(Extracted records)
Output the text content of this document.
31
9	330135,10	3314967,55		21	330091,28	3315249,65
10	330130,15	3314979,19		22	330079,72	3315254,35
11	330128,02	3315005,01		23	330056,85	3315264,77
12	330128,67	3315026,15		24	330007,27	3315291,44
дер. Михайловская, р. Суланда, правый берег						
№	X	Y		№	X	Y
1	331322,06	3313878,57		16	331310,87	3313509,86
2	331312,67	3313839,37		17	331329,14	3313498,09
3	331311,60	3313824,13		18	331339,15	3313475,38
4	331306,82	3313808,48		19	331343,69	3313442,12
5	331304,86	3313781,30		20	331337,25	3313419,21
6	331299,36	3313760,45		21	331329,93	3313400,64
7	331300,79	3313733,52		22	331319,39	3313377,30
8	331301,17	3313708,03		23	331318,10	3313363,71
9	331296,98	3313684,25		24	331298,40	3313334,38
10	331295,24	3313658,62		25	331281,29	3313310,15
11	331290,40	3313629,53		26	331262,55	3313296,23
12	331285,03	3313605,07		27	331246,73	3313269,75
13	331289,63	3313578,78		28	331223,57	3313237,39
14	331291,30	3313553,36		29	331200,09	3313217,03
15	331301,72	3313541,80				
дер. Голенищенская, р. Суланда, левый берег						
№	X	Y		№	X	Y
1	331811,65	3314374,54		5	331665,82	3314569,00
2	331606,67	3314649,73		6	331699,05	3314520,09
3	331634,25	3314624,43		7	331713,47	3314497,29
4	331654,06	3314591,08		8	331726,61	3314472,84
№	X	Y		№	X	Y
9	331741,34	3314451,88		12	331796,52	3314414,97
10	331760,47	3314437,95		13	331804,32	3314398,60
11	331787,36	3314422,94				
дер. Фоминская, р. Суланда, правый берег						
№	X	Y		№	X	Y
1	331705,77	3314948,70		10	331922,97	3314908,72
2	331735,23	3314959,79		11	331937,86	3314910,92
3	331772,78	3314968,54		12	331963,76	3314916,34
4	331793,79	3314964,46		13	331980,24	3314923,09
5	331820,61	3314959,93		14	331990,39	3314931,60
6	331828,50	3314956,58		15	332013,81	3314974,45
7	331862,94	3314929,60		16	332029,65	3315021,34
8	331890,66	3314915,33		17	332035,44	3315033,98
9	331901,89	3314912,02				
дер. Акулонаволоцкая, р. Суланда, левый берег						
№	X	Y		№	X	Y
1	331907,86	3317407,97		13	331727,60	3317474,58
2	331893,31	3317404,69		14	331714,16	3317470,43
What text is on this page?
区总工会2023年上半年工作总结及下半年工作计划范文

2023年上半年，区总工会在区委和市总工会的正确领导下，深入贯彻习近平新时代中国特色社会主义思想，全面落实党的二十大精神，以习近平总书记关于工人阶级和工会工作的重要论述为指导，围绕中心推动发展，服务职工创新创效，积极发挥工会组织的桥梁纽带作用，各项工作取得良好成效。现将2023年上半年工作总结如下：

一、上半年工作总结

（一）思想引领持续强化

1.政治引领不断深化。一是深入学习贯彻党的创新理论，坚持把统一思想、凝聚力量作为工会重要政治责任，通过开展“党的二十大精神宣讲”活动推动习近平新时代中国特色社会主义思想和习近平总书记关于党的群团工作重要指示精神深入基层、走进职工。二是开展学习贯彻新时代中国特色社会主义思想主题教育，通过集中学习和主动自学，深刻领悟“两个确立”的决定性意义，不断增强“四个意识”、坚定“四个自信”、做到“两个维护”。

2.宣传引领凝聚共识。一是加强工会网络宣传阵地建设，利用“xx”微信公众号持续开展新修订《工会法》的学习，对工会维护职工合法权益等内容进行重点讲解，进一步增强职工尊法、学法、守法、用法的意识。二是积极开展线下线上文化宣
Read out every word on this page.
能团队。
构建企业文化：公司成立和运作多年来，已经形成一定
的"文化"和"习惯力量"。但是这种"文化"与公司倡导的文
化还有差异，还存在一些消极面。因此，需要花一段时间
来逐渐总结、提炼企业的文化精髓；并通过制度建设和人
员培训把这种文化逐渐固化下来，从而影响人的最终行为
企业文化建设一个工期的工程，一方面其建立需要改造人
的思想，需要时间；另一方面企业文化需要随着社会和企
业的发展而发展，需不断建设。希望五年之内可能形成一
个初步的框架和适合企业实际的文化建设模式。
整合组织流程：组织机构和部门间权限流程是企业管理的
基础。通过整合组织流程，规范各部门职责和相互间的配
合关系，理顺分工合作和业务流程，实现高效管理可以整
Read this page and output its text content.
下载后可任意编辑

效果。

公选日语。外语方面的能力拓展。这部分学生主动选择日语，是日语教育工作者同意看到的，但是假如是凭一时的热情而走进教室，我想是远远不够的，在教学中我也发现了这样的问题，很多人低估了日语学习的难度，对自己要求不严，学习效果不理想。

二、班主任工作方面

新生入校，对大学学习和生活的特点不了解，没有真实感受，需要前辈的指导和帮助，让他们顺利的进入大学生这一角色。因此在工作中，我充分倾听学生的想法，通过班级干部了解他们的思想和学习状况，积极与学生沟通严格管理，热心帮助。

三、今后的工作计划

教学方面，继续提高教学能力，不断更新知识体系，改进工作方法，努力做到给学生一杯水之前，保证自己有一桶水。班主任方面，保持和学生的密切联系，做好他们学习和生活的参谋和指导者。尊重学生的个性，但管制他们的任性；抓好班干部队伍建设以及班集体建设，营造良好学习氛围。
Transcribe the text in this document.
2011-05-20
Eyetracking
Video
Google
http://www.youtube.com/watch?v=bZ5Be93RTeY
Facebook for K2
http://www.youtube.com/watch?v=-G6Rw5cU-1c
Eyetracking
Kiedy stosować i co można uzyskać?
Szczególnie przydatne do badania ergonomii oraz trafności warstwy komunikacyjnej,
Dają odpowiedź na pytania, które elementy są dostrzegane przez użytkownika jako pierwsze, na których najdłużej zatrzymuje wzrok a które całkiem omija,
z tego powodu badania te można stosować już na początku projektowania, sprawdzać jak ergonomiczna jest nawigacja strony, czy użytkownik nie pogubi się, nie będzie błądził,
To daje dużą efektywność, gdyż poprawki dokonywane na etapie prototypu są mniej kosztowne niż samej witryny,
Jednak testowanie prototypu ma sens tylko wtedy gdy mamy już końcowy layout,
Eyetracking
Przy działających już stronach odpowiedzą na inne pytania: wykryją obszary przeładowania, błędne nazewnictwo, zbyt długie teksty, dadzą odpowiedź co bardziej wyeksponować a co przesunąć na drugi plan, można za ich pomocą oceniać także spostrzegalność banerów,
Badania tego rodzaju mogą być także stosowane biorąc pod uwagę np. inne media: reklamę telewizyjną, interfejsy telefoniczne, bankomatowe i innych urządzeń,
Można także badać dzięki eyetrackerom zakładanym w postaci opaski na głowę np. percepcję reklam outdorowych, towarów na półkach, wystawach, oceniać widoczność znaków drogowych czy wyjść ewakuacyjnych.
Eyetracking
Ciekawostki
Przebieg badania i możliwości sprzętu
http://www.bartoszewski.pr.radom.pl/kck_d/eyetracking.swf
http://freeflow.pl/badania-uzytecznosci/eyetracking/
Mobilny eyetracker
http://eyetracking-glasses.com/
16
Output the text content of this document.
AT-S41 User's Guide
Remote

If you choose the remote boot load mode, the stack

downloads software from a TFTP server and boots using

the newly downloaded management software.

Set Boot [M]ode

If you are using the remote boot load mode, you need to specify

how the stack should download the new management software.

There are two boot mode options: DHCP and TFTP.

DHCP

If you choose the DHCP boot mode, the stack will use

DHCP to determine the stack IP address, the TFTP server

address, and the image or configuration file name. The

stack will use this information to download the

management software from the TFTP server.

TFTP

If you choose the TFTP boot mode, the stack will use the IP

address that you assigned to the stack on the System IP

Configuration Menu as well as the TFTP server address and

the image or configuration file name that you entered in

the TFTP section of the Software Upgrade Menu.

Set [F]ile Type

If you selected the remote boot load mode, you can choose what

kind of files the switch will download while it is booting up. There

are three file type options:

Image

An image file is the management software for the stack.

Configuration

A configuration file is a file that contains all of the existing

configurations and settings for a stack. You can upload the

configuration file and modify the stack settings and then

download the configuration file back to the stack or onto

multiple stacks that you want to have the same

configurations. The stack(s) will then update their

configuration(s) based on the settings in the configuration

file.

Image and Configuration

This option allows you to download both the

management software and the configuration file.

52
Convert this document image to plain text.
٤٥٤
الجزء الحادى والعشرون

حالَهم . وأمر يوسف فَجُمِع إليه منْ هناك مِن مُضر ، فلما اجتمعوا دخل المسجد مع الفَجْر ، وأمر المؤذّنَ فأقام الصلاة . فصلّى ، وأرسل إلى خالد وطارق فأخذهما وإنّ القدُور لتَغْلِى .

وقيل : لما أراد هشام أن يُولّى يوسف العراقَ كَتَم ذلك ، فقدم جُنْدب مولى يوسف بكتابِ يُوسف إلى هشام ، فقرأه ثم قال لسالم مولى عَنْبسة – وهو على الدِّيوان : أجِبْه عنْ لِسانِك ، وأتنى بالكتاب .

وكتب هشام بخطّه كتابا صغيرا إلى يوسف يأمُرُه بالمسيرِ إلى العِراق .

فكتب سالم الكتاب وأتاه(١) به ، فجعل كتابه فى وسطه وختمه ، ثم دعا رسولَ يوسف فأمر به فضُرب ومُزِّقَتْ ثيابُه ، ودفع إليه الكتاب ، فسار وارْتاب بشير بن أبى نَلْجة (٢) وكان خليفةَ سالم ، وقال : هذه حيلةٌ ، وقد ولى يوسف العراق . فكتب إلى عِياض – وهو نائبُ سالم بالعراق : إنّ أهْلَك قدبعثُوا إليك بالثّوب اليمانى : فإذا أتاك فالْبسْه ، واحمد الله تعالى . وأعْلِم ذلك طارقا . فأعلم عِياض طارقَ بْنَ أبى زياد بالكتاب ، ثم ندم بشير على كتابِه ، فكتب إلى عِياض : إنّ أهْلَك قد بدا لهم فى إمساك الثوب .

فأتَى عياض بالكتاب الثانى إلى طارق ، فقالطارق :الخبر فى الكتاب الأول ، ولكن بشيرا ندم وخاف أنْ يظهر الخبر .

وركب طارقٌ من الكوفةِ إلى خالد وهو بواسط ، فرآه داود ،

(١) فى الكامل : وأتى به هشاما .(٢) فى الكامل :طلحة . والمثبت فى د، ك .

Given exercise: Collect each line of the entries that has the word "prototypu", copying it in full.

Expected answer:
To daje dużą efektywność, gdyż poprawki dokonywane na etapie prototypu są mniej kosztowne niż samej witryny,
Jednak testowanie prototypu ma sens tylko wtedy gdy mamy już końcowy layout,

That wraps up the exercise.